Goal of the exercise = From the listing below, pull each line that includes "الحاكم".

Data provided =
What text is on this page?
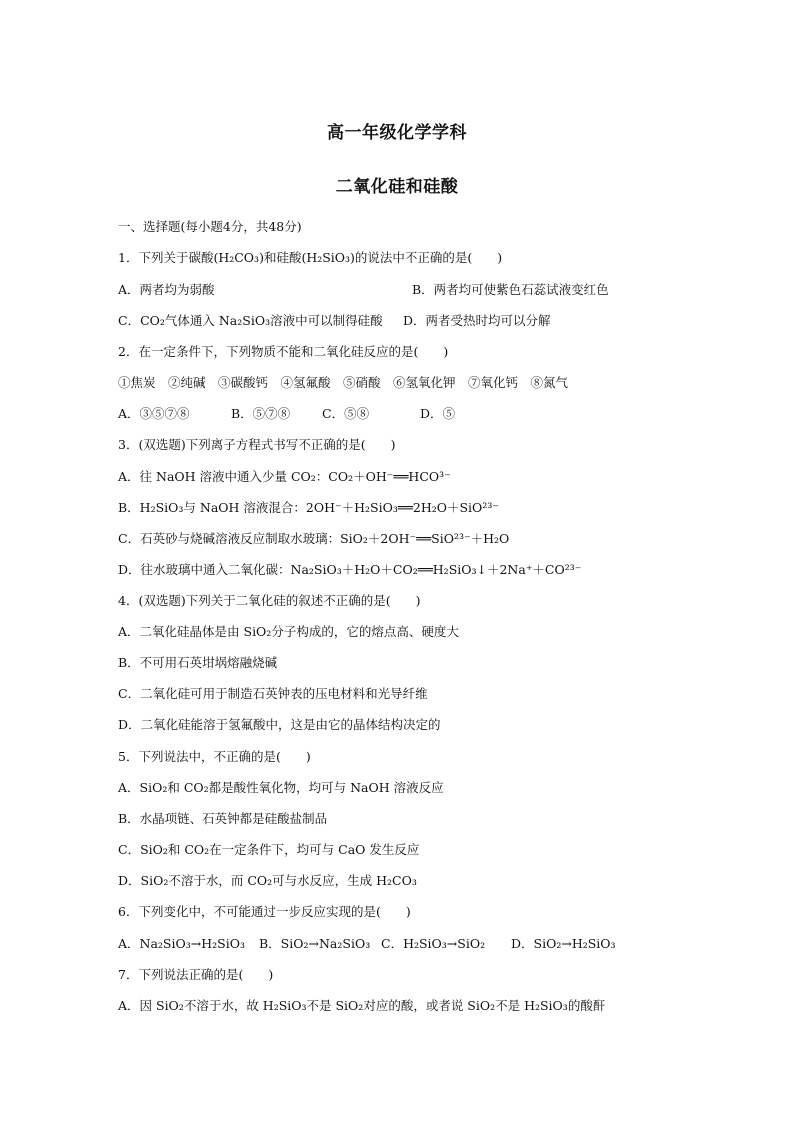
高一年级化学学科
二氧化硅和硅酸
一、选择题(每小题4分，共48分)
1．下列关于碳酸(H₂CO₃)和硅酸(H₂SiO₃)的说法中不正确的是(　　)
A．两者均为弱酸	B．两者均可使紫色石蕊试液变红色
C．CO₂气体通入 Na₂SiO₃溶液中可以制得硅酸 D．两者受热时均可以分解
2．在一定条件下，下列物质不能和二氧化硅反应的是(　　)
①焦炭　②纯碱　③碳酸钙　④氢氟酸　⑤硝酸　⑥氢氧化钾　⑦氧化钙　⑧氮气
A．③⑤⑦⑧	B．⑤⑦⑧	C．⑤⑧	D．⑤
3．(双选题)下列离子方程式书写不正确的是(　　)
A．往 NaOH 溶液中通入少量 CO₂：CO₂＋OH⁻══HCO³⁻
B．H₂SiO₃与 NaOH 溶液混合：2OH⁻＋H₂SiO₃══2H₂O＋SiO²³⁻
C．石英砂与烧碱溶液反应制取水玻璃：SiO₂＋2OH⁻══SiO²³⁻＋H₂O
D．往水玻璃中通入二氧化碳：Na₂SiO₃＋H₂O＋CO₂══H₂SiO₃↓＋2Na⁺＋CO²³⁻
4．(双选题)下列关于二氧化硅的叙述不正确的是(　　)
A．二氧化硅晶体是由 SiO₂分子构成的，它的熔点高、硬度大
B．不可用石英坩埚熔融烧碱
C．二氧化硅可用于制造石英钟表的压电材料和光导纤维
D．二氧化硅能溶于氢氟酸中，这是由它的晶体结构决定的
5．下列说法中，不正确的是(　　)
A．SiO₂和 CO₂都是酸性氧化物，均可与 NaOH 溶液反应
B．水晶项链、石英钟都是硅酸盐制品
C．SiO₂和 CO₂在一定条件下，均可与 CaO 发生反应
D．SiO₂不溶于水，而 CO₂可与水反应，生成 H₂CO₃
6．下列变化中，不可能通过一步反应实现的是(　　)
A．Na₂SiO₃→H₂SiO₃ B．SiO₂→Na₂SiO₃ C．H₂SiO₃→SiO₂ D．SiO₂→H₂SiO₃
7．下列说法正确的是(　　)
A．因 SiO₂不溶于水，故 H₂SiO₃不是 SiO₂对应的酸，或者说 SiO₂不是 H₂SiO₃的酸酐
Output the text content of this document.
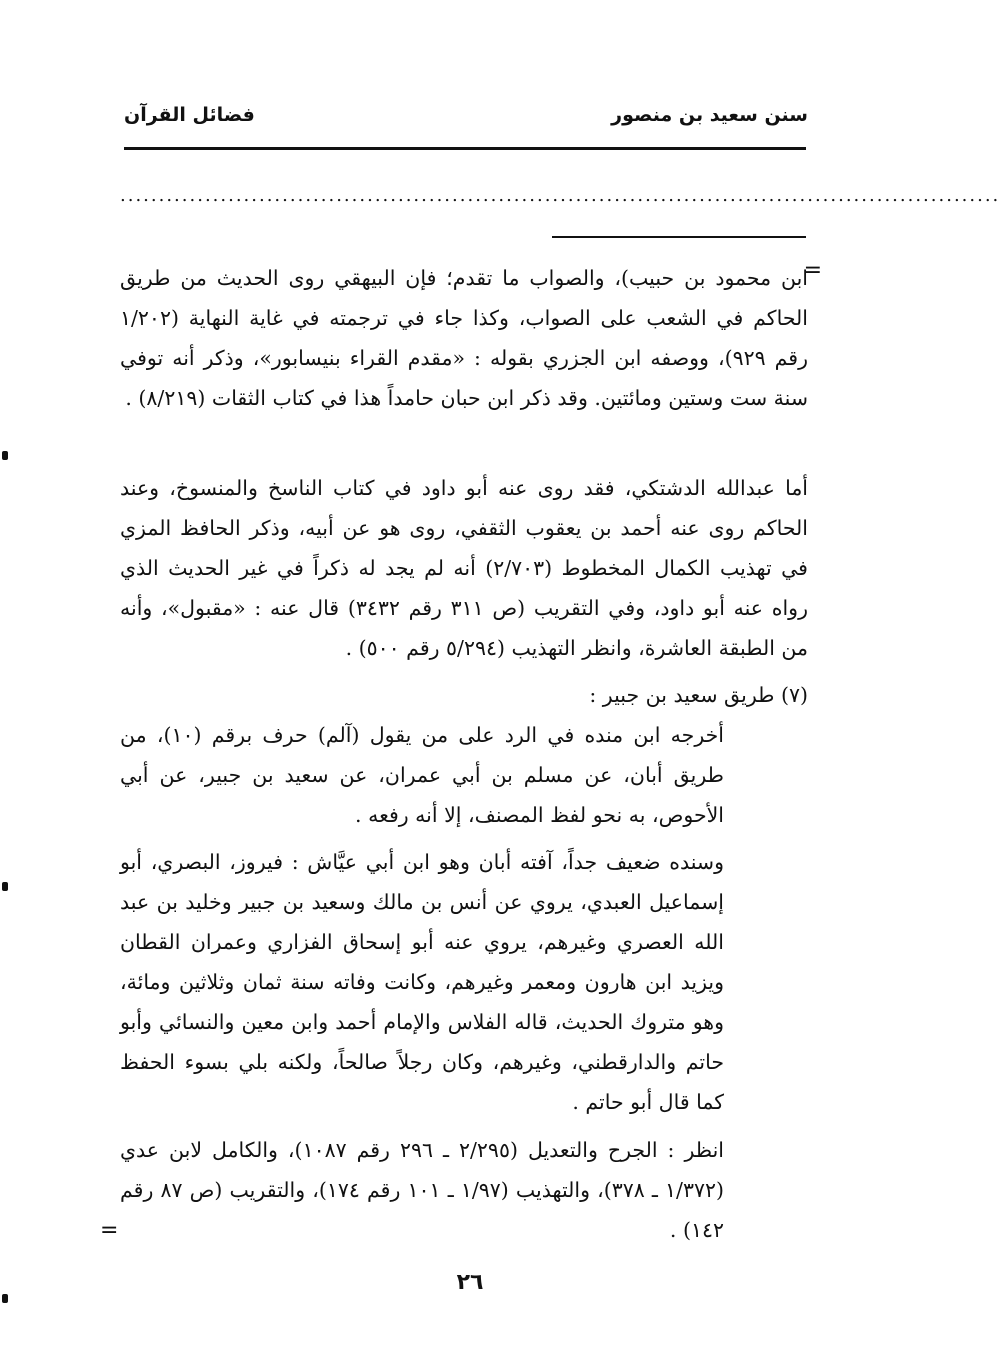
سنن سعيد بن منصور
فضائل القرآن
..................................................................................................................
=
ابن محمود بن حبيب)، والصواب ما تقدم؛ فإن البيهقي روى الحديث من طريق الحاكم في الشعب على الصواب، وكذا جاء في ترجمته في غاية النهاية (١/٢٠٢ رقم ٩٢٩)، ووصفه ابن الجزري بقوله : «مقدم القراء بنيسابور»، وذكر أنه توفي سنة ست وستين ومائتين. وقد ذكر ابن حبان حامداً هذا في كتاب الثقات (٨/٢١٩) .
أما عبدالله الدشتكي، فقد روى عنه أبو داود في كتاب الناسخ والمنسوخ، وعند الحاكم روى عنه أحمد بن يعقوب الثقفي، روى هو عن أبيه، وذكر الحافظ المزي في تهذيب الكمال المخطوط (٢/٧٠٣) أنه لم يجد له ذكراً في غير الحديث الذي رواه عنه أبو داود، وفي التقريب (ص ٣١١ رقم ٣٤٣٢) قال عنه : «مقبول»، وأنه من الطبقة العاشرة، وانظر التهذيب (٥/٢٩٤ رقم ٥٠٠) .
(٧) طريق سعيد بن جبير :
أخرجه ابن منده في الرد على من يقول (آلم) حرف برقم (١٠)، من طريق أبان، عن مسلم بن أبي عمران، عن سعيد بن جبير، عن أبي الأحوص، به نحو لفظ المصنف، إلا أنه رفعه .
وسنده ضعيف جداً، آفته أبان وهو ابن أبي عيَّاش : فيروز، البصري، أبو إسماعيل العبدي، يروي عن أنس بن مالك وسعيد بن جبير وخليد بن عبد الله العصري وغيرهم، يروي عنه أبو إسحاق الفزاري وعمران القطان ويزيد ابن هارون ومعمر وغيرهم، وكانت وفاته سنة ثمان وثلاثين ومائة، وهو متروك الحديث، قاله الفلاس والإمام أحمد وابن معين والنسائي وأبو حاتم والدارقطني، وغيرهم، وكان رجلاً صالحاً، ولكنه بلي بسوء الحفظ كما قال أبو حاتم .
انظر : الجرح والتعديل (٢/٢٩٥ ـ ٢٩٦ رقم ١٠٨٧)، والكامل لابن عدي (١/٣٧٢ ـ ٣٧٨)، والتهذيب (١/٩٧ ـ ١٠١ رقم ١٧٤)، والتقريب (ص ٨٧ رقم ١٤٢) .
=
٢٦
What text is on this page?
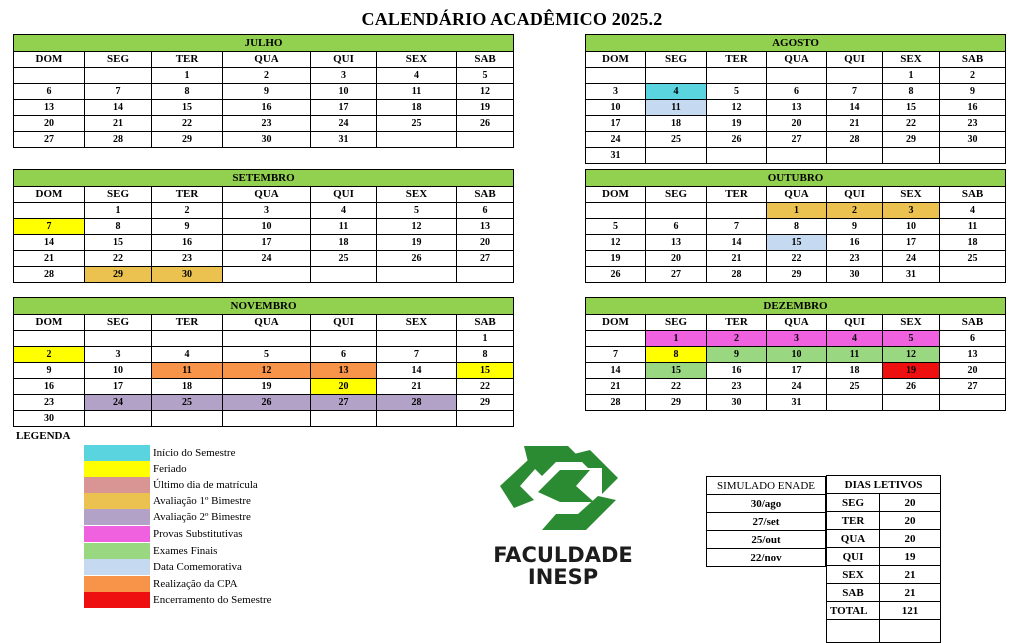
CALENDÁRIO ACADÊMICO 2025.2
JULHO						
DOM	SEG	TER	QUA	QUI	SEX	SAB
		1	2	3	4	5
6	7	8	9	10	11	12
13	14	15	16	17	18	19
20	21	22	23	24	25	26
27	28	29	30	31		
AGOSTO						
DOM	SEG	TER	QUA	QUI	SEX	SAB
					1	2
3	4	5	6	7	8	9
10	11	12	13	14	15	16
17	18	19	20	21	22	23
24	25	26	27	28	29	30
31						
SETEMBRO						
DOM	SEG	TER	QUA	QUI	SEX	SAB
	1	2	3	4	5	6
7	8	9	10	11	12	13
14	15	16	17	18	19	20
21	22	23	24	25	26	27
28	29	30				
OUTUBRO						
DOM	SEG	TER	QUA	QUI	SEX	SAB
			1	2	3	4
5	6	7	8	9	10	11
12	13	14	15	16	17	18
19	20	21	22	23	24	25
26	27	28	29	30	31	
NOVEMBRO						
DOM	SEG	TER	QUA	QUI	SEX	SAB
						1
2	3	4	5	6	7	8
9	10	11	12	13	14	15
16	17	18	19	20	21	22
23	24	25	26	27	28	29
30						
DEZEMBRO						
DOM	SEG	TER	QUA	QUI	SEX	SAB
	1	2	3	4	5	6
7	8	9	10	11	12	13
14	15	16	17	18	19	20
21	22	23	24	25	26	27
28	29	30	31			
LEGENDA
Início do Semestre
Feriado
Último dia de matrícula
Avaliação 1º Bimestre
Avaliação 2º Bimestre
Provas Substitutivas
Exames Finais
Data Comemorativa
Realização da CPA
Encerramento do Semestre
FACULDADE
INESP
SIMULADO ENADE
30/ago
27/set
25/out
22/nov
DIAS LETIVOS	
SEG	20
TER	20
QUA	20
QUI	19
SEX	21
SAB	21
TOTAL	121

Result for this task =
ابن محمود بن حبيب)، والصواب ما تقدم؛ فإن البيهقي روى الحديث من طريق الحاكم في الشعب على الصواب، وكذا جاء في ترجمته في غاية النهاية (١/٢٠٢ رقم ٩٢٩)، ووصفه ابن الجزري بقوله : «مقدم القراء بنيسابور»، وذكر أنه توفي سنة ست وستين ومائتين. وقد ذكر ابن حبان حامداً هذا في كتاب الثقات (٨/٢١٩) .
أما عبدالله الدشتكي، فقد روى عنه أبو داود في كتاب الناسخ والمنسوخ، وعند الحاكم روى عنه أحمد بن يعقوب الثقفي، روى هو عن أبيه، وذكر الحافظ المزي في تهذيب الكمال المخطوط (٢/٧٠٣) أنه لم يجد له ذكراً في غير الحديث الذي رواه عنه أبو داود، وفي التقريب (ص ٣١١ رقم ٣٤٣٢) قال عنه : «مقبول»، وأنه من الطبقة العاشرة، وانظر التهذيب (٥/٢٩٤ رقم ٥٠٠) .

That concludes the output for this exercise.